Task description: Return the lines of this listing word for word, with nothing changed.

Bounding box entries
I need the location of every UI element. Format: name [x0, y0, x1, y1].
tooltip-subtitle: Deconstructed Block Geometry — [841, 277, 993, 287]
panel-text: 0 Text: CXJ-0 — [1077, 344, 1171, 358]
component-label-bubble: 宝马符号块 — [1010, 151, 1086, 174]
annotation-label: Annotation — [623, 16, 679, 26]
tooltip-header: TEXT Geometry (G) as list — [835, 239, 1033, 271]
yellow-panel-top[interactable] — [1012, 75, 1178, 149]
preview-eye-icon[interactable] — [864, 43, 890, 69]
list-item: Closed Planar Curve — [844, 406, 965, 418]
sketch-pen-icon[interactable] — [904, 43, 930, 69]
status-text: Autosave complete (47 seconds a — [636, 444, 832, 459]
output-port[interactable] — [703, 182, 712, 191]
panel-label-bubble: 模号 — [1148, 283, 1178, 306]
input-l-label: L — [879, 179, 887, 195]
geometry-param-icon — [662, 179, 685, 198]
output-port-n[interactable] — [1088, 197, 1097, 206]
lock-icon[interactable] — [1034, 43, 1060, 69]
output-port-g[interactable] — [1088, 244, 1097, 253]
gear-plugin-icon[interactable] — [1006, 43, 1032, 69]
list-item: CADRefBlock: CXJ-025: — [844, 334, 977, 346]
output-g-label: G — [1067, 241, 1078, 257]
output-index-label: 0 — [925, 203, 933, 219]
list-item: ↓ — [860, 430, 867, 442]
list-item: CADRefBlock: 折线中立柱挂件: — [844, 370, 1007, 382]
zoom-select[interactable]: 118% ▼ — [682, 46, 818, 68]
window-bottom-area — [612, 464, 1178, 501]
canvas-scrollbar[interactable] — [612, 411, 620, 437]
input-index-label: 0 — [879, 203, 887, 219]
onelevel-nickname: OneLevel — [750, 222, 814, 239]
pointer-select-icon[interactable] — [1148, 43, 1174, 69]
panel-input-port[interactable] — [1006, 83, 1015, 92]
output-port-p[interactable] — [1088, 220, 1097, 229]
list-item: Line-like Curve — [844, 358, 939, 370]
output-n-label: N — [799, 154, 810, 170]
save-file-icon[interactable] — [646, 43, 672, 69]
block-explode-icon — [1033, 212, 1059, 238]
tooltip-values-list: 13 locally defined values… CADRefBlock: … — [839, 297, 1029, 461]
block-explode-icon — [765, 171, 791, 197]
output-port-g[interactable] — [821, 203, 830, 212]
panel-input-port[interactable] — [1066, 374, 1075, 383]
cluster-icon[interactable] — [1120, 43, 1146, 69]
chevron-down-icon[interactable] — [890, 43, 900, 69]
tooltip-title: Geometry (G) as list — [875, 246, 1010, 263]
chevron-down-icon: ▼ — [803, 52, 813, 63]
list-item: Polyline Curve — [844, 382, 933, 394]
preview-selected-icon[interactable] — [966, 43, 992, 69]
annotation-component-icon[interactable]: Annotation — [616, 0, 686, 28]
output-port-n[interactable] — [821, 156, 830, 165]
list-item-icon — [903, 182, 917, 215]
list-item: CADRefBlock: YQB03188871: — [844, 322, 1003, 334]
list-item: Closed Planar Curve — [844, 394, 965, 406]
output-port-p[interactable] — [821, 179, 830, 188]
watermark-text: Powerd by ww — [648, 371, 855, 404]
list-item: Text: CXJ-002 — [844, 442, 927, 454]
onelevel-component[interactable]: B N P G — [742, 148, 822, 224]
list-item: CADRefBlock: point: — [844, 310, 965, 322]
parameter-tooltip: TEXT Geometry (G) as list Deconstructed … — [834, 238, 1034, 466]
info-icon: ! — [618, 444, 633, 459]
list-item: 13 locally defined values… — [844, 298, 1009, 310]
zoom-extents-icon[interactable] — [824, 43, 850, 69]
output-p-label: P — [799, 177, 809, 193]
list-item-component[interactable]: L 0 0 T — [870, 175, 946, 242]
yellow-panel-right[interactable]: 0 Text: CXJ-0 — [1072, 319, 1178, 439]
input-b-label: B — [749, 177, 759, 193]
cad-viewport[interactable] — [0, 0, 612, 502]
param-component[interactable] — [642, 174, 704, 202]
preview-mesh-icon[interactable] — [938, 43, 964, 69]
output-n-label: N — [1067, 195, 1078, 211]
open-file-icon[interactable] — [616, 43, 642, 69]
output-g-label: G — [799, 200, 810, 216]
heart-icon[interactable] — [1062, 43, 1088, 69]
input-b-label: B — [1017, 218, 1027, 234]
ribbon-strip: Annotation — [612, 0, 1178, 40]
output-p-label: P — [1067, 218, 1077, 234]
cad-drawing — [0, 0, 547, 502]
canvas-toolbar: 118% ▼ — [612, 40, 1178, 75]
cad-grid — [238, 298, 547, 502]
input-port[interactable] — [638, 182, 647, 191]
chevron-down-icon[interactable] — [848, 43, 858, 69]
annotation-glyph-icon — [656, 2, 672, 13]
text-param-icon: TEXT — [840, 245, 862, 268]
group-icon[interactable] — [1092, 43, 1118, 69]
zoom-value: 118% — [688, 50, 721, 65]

Task solution:
I need the location of every UI element. Format: name [x0, y0, x1, y1].
tooltip-subtitle: Deconstructed Block Geometry — [841, 277, 993, 287]
panel-text: 0 Text: CXJ-0 — [1077, 344, 1171, 358]
component-label-bubble: 宝马符号块 — [1010, 151, 1086, 174]
annotation-label: Annotation — [623, 16, 679, 26]
tooltip-header: TEXT Geometry (G) as list — [835, 239, 1033, 271]
yellow-panel-top[interactable] — [1012, 75, 1178, 149]
preview-eye-icon[interactable] — [864, 43, 890, 69]
list-item: Closed Planar Curve — [844, 406, 965, 418]
sketch-pen-icon[interactable] — [904, 43, 930, 69]
status-text: Autosave complete (47 seconds a — [636, 444, 832, 459]
output-port[interactable] — [703, 182, 712, 191]
panel-label-bubble: 模号 — [1148, 283, 1178, 306]
input-l-label: L — [879, 179, 887, 195]
geometry-param-icon — [662, 179, 685, 198]
output-port-n[interactable] — [1088, 197, 1097, 206]
lock-icon[interactable] — [1034, 43, 1060, 69]
output-port-g[interactable] — [1088, 244, 1097, 253]
gear-plugin-icon[interactable] — [1006, 43, 1032, 69]
list-item: CADRefBlock: CXJ-025: — [844, 334, 977, 346]
output-g-label: G — [1067, 241, 1078, 257]
output-index-label: 0 — [925, 203, 933, 219]
list-item: ↓ — [860, 430, 867, 442]
list-item: CADRefBlock: 折线中立柱挂件: — [844, 370, 1007, 382]
zoom-select[interactable]: 118% ▼ — [682, 46, 818, 68]
window-bottom-area — [612, 464, 1178, 501]
canvas-scrollbar[interactable] — [612, 411, 620, 437]
input-index-label: 0 — [879, 203, 887, 219]
onelevel-nickname: OneLevel — [750, 222, 814, 239]
pointer-select-icon[interactable] — [1148, 43, 1174, 69]
panel-input-port[interactable] — [1006, 83, 1015, 92]
output-port-p[interactable] — [1088, 220, 1097, 229]
list-item: Line-like Curve — [844, 358, 939, 370]
output-n-label: N — [799, 154, 810, 170]
save-file-icon[interactable] — [646, 43, 672, 69]
block-explode-icon — [1033, 212, 1059, 238]
tooltip-values-list: 13 locally defined values… CADRefBlock: … — [839, 297, 1029, 461]
block-explode-icon — [765, 171, 791, 197]
output-port-g[interactable] — [821, 203, 830, 212]
panel-input-port[interactable] — [1066, 374, 1075, 383]
cluster-icon[interactable] — [1120, 43, 1146, 69]
chevron-down-icon[interactable] — [890, 43, 900, 69]
tooltip-title: Geometry (G) as list — [875, 246, 1010, 263]
chevron-down-icon: ▼ — [803, 52, 813, 63]
list-item: Polyline Curve — [844, 382, 933, 394]
preview-selected-icon[interactable] — [966, 43, 992, 69]
annotation-component-icon[interactable]: Annotation — [616, 0, 686, 28]
output-port-n[interactable] — [821, 156, 830, 165]
list-item-icon — [903, 182, 917, 215]
list-item: CADRefBlock: YQB03188871: — [844, 322, 1003, 334]
list-item: Closed Planar Curve — [844, 394, 965, 406]
output-port-p[interactable] — [821, 179, 830, 188]
watermark-text: Powerd by ww — [648, 371, 855, 404]
list-item: Text: CXJ-002 — [844, 442, 927, 454]
onelevel-component[interactable]: B N P G — [742, 148, 822, 224]
list-item: CADRefBlock: point: — [844, 310, 965, 322]
parameter-tooltip: TEXT Geometry (G) as list Deconstructed … — [834, 238, 1034, 466]
info-icon: ! — [618, 444, 633, 459]
list-item: 13 locally defined values… — [844, 298, 1009, 310]
zoom-extents-icon[interactable] — [824, 43, 850, 69]
output-p-label: P — [799, 177, 809, 193]
list-item-component[interactable]: L 0 0 T — [870, 175, 946, 242]
yellow-panel-right[interactable]: 0 Text: CXJ-0 — [1072, 319, 1178, 439]
input-b-label: B — [749, 177, 759, 193]
cad-viewport[interactable] — [0, 0, 612, 502]
param-component[interactable] — [642, 174, 704, 202]
preview-mesh-icon[interactable] — [938, 43, 964, 69]
output-n-label: N — [1067, 195, 1078, 211]
open-file-icon[interactable] — [616, 43, 642, 69]
output-g-label: G — [799, 200, 810, 216]
heart-icon[interactable] — [1062, 43, 1088, 69]
input-b-label: B — [1017, 218, 1027, 234]
ribbon-strip: Annotation — [612, 0, 1178, 40]
output-p-label: P — [1067, 218, 1077, 234]
cad-drawing — [0, 0, 547, 502]
canvas-toolbar: 118% ▼ — [612, 40, 1178, 75]
cad-grid — [238, 298, 547, 502]
input-port[interactable] — [638, 182, 647, 191]
chevron-down-icon[interactable] — [848, 43, 858, 69]
annotation-glyph-icon — [656, 2, 672, 13]
text-param-icon: TEXT — [840, 245, 862, 268]
group-icon[interactable] — [1092, 43, 1118, 69]
zoom-value: 118% — [688, 50, 721, 65]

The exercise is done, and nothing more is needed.